■ WHAT THIS TASK INVOLVES:
All of the records listed below should be retyped exactly.

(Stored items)

----

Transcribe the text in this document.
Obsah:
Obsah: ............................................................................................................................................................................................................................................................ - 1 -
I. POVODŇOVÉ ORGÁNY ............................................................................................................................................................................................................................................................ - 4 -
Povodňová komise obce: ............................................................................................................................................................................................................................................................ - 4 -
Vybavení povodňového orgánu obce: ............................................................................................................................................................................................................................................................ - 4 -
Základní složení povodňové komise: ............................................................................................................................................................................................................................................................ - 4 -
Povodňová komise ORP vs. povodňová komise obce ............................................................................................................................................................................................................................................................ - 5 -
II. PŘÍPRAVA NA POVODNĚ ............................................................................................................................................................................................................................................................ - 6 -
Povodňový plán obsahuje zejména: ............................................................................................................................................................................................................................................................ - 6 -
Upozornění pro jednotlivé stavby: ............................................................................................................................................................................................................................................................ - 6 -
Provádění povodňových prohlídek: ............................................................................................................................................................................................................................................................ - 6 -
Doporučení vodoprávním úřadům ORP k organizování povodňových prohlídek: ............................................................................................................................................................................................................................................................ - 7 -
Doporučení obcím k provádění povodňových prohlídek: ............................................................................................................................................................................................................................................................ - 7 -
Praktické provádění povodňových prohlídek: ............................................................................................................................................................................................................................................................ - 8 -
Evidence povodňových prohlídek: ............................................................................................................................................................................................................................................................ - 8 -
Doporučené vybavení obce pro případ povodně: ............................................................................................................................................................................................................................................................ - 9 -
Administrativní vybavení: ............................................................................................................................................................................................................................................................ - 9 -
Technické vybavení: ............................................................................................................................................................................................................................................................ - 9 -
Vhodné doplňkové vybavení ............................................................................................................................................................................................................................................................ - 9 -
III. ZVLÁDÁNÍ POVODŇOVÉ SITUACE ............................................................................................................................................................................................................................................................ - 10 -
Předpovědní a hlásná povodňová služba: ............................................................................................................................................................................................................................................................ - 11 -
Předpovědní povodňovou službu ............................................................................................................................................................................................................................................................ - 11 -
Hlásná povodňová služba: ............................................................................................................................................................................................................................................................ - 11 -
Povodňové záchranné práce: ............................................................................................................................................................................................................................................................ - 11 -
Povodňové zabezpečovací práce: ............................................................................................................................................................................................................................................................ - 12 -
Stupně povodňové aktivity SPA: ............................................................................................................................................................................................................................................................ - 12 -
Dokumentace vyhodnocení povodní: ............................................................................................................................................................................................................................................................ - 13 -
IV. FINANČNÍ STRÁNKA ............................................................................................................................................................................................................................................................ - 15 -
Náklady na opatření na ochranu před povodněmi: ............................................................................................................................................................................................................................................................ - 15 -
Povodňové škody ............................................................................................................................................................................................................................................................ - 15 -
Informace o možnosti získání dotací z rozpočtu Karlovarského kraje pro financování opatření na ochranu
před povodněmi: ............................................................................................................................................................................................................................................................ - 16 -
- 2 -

----

■ OUTPUT FOR THIS EXERCISE:
Transcribe the text in this document.
Obsah:
Obsah: ............................................................................................................................................................................................................................................................ - 1 -
I. POVODŇOVÉ ORGÁNY ............................................................................................................................................................................................................................................................ - 4 -
Povodňová komise obce: ............................................................................................................................................................................................................................................................ - 4 -
Vybavení povodňového orgánu obce: ............................................................................................................................................................................................................................................................ - 4 -
Základní složení povodňové komise: ............................................................................................................................................................................................................................................................ - 4 -
Povodňová komise ORP vs. povodňová komise obce ............................................................................................................................................................................................................................................................ - 5 -
II. PŘÍPRAVA NA POVODNĚ ............................................................................................................................................................................................................................................................ - 6 -
Povodňový plán obsahuje zejména: ............................................................................................................................................................................................................................................................ - 6 -
Upozornění pro jednotlivé stavby: ............................................................................................................................................................................................................................................................ - 6 -
Provádění povodňových prohlídek: ............................................................................................................................................................................................................................................................ - 6 -
Doporučení vodoprávním úřadům ORP k organizování povodňových prohlídek: ............................................................................................................................................................................................................................................................ - 7 -
Doporučení obcím k provádění povodňových prohlídek: ............................................................................................................................................................................................................................................................ - 7 -
Praktické provádění povodňových prohlídek: ............................................................................................................................................................................................................................................................ - 8 -
Evidence povodňových prohlídek: ............................................................................................................................................................................................................................................................ - 8 -
Doporučené vybavení obce pro případ povodně: ............................................................................................................................................................................................................................................................ - 9 -
Administrativní vybavení: ............................................................................................................................................................................................................................................................ - 9 -
Technické vybavení: ............................................................................................................................................................................................................................................................ - 9 -
Vhodné doplňkové vybavení ............................................................................................................................................................................................................................................................ - 9 -
III. ZVLÁDÁNÍ POVODŇOVÉ SITUACE ............................................................................................................................................................................................................................................................ - 10 -
Předpovědní a hlásná povodňová služba: ............................................................................................................................................................................................................................................................ - 11 -
Předpovědní povodňovou službu ............................................................................................................................................................................................................................................................ - 11 -
Hlásná povodňová služba: ............................................................................................................................................................................................................................................................ - 11 -
Povodňové záchranné práce: ............................................................................................................................................................................................................................................................ - 11 -
Povodňové zabezpečovací práce: ............................................................................................................................................................................................................................................................ - 12 -
Stupně povodňové aktivity SPA: ............................................................................................................................................................................................................................................................ - 12 -
Dokumentace vyhodnocení povodní: ............................................................................................................................................................................................................................................................ - 13 -
IV. FINANČNÍ STRÁNKA ............................................................................................................................................................................................................................................................ - 15 -
Náklady na opatření na ochranu před povodněmi: ............................................................................................................................................................................................................................................................ - 15 -
Povodňové škody ............................................................................................................................................................................................................................................................ - 15 -
Informace o možnosti získání dotací z rozpočtu Karlovarského kraje pro financování opatření na ochranu
před povodněmi: ............................................................................................................................................................................................................................................................ - 16 -
- 2 -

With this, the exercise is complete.